WHAT TO PRODUCE - Repeat all entries word for word; skip images.

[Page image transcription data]

------------

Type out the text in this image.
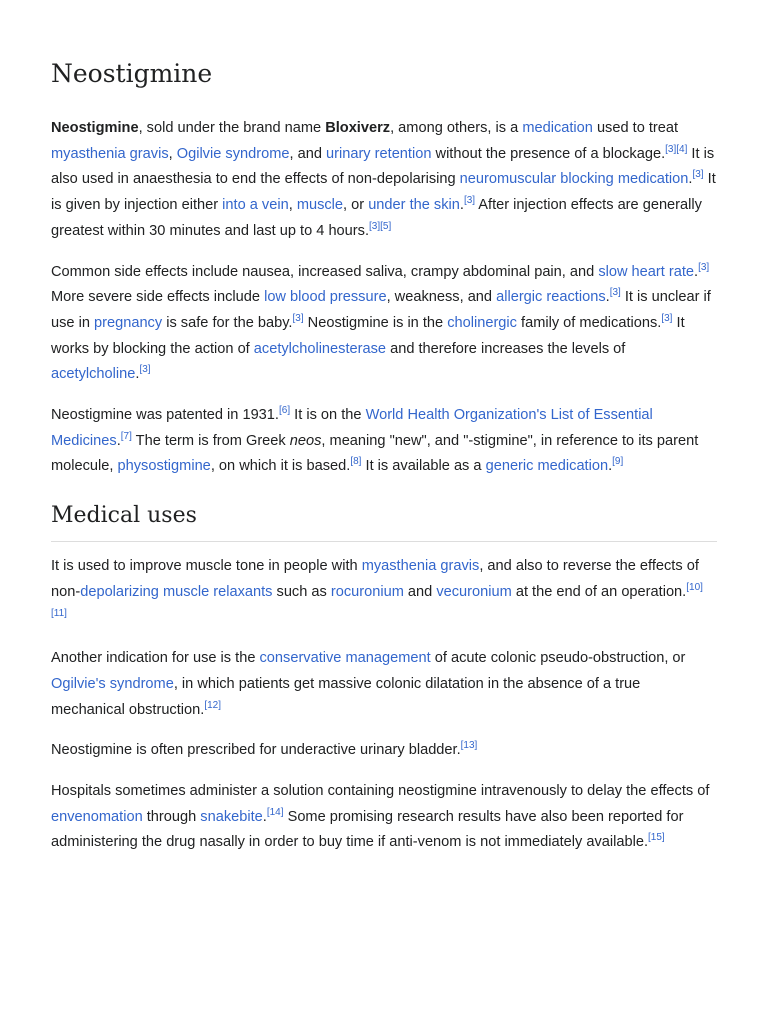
Neostigmine

Neostigmine, sold under the brand name Bloxiverz, among others, is a medication used to treat myasthenia gravis, Ogilvie syndrome, and urinary retention without the presence of a blockage.[3][4] It is also used in anaesthesia to end the effects of non-depolarising neuromuscular blocking medication.[3] It is given by injection either into a vein, muscle, or under the skin.[3] After injection effects are generally greatest within 30 minutes and last up to 4 hours.[3][5]

Common side effects include nausea, increased saliva, crampy abdominal pain, and slow heart rate.[3] More severe side effects include low blood pressure, weakness, and allergic reactions.[3] It is unclear if use in pregnancy is safe for the baby.[3] Neostigmine is in the cholinergic family of medications.[3] It works by blocking the action of acetylcholinesterase and therefore increases the levels of acetylcholine.[3]

Neostigmine was patented in 1931.[6] It is on the World Health Organization's List of Essential Medicines.[7] The term is from Greek neos, meaning "new", and "-stigmine", in reference to its parent molecule, physostigmine, on which it is based.[8] It is available as a generic medication.[9]

Medical uses

It is used to improve muscle tone in people with myasthenia gravis, and also to reverse the effects of non-depolarizing muscle relaxants such as rocuronium and vecuronium at the end of an operation.[10][11]

Another indication for use is the conservative management of acute colonic pseudo-obstruction, or Ogilvie's syndrome, in which patients get massive colonic dilatation in the absence of a true mechanical obstruction.[12]

Neostigmine is often prescribed for underactive urinary bladder.[13]

Hospitals sometimes administer a solution containing neostigmine intravenously to delay the effects of envenomation through snakebite.[14] Some promising research results have also been reported for administering the drug nasally in order to buy time if anti-venom is not immediately available.[15]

------------

RESPONSE AREA -
Type out the text in this image.
Neostigmine

Neostigmine, sold under the brand name Bloxiverz, among others, is a medication used to treat myasthenia gravis, Ogilvie syndrome, and urinary retention without the presence of a blockage.[3][4] It is also used in anaesthesia to end the effects of non-depolarising neuromuscular blocking medication.[3] It is given by injection either into a vein, muscle, or under the skin.[3] After injection effects are generally greatest within 30 minutes and last up to 4 hours.[3][5]

Common side effects include nausea, increased saliva, crampy abdominal pain, and slow heart rate.[3] More severe side effects include low blood pressure, weakness, and allergic reactions.[3] It is unclear if use in pregnancy is safe for the baby.[3] Neostigmine is in the cholinergic family of medications.[3] It works by blocking the action of acetylcholinesterase and therefore increases the levels of acetylcholine.[3]

Neostigmine was patented in 1931.[6] It is on the World Health Organization's List of Essential Medicines.[7] The term is from Greek neos, meaning "new", and "-stigmine", in reference to its parent molecule, physostigmine, on which it is based.[8] It is available as a generic medication.[9]

Medical uses

It is used to improve muscle tone in people with myasthenia gravis, and also to reverse the effects of non-depolarizing muscle relaxants such as rocuronium and vecuronium at the end of an operation.[10][11]

Another indication for use is the conservative management of acute colonic pseudo-obstruction, or Ogilvie's syndrome, in which patients get massive colonic dilatation in the absence of a true mechanical obstruction.[12]

Neostigmine is often prescribed for underactive urinary bladder.[13]

Hospitals sometimes administer a solution containing neostigmine intravenously to delay the effects of envenomation through snakebite.[14] Some promising research results have also been reported for administering the drug nasally in order to buy time if anti-venom is not immediately available.[15]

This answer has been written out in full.